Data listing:
◇ ◇ ◇ ◇
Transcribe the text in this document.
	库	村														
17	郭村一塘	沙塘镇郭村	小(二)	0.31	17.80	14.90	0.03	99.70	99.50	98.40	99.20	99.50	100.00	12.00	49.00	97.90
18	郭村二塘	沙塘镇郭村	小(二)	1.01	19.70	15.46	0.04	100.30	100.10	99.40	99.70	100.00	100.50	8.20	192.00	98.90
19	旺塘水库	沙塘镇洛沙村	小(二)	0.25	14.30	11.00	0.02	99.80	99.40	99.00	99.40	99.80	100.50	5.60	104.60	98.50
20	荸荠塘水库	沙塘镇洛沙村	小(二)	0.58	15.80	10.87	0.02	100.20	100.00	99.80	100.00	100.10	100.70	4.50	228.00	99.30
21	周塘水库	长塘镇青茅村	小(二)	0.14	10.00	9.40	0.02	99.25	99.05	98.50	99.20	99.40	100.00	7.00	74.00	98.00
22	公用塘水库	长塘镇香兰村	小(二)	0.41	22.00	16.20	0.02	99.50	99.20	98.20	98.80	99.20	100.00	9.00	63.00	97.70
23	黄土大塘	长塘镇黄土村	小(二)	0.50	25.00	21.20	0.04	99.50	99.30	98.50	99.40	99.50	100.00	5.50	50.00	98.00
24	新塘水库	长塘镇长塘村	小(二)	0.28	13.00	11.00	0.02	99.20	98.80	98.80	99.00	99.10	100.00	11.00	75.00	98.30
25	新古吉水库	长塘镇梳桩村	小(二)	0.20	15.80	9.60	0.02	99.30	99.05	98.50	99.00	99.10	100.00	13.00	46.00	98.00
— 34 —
◇ ◇ ◇ ◇
• **Stated task**
Find and copy each line above that includes the string "沙塘镇洛沙村".

• **Result of the exercise**
19	旺塘水库	沙塘镇洛沙村	小(二)	0.25	14.30	11.00	0.02	99.80	99.40	99.00	99.40	99.80	100.50	5.60	104.60	98.50
20	荸荠塘水库	沙塘镇洛沙村	小(二)	0.58	15.80	10.87	0.02	100.20	100.00	99.80	100.00	100.10	100.70	4.50	228.00	99.30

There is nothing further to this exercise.